### Work to complete
Pull every line containing the word "facing" from the records.

Start Entries provided

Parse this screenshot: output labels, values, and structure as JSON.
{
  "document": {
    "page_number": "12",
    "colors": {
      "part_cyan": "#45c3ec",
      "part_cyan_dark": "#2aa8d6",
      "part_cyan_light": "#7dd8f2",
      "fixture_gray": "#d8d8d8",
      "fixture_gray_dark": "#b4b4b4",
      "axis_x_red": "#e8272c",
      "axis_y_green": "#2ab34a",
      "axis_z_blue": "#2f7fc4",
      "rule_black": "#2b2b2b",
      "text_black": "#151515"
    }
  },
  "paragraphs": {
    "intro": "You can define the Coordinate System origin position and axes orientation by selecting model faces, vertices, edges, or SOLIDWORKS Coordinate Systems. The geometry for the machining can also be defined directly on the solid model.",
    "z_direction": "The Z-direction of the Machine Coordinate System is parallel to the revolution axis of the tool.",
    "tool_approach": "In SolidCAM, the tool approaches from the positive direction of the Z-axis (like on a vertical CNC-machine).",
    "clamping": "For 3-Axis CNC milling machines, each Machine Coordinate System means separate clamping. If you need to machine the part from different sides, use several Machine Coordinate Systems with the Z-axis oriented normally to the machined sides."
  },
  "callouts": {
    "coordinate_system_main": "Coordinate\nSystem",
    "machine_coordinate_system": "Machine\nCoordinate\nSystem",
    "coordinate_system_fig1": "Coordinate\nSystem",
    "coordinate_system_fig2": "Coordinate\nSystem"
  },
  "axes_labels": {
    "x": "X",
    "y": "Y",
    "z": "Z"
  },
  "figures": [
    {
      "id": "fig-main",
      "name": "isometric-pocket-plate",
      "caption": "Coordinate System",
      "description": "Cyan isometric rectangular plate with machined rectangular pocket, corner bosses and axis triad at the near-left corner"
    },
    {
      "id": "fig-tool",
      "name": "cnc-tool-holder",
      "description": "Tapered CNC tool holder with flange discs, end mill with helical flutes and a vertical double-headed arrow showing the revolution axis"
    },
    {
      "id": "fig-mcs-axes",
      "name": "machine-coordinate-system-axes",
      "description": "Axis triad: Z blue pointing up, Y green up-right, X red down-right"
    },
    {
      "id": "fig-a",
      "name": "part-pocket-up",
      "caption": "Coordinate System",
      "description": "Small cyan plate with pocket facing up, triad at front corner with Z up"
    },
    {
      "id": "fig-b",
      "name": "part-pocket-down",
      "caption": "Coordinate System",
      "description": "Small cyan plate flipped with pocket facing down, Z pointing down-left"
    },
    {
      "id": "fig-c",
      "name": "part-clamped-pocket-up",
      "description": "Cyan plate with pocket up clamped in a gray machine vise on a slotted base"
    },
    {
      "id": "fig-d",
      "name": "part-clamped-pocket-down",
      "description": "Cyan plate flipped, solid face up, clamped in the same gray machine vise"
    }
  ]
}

End Entries provided

### In response
      "description": "Small cyan plate with pocket facing up, triad at front corner with Z up"
      "description": "Small cyan plate flipped with pocket facing down, Z pointing down-left"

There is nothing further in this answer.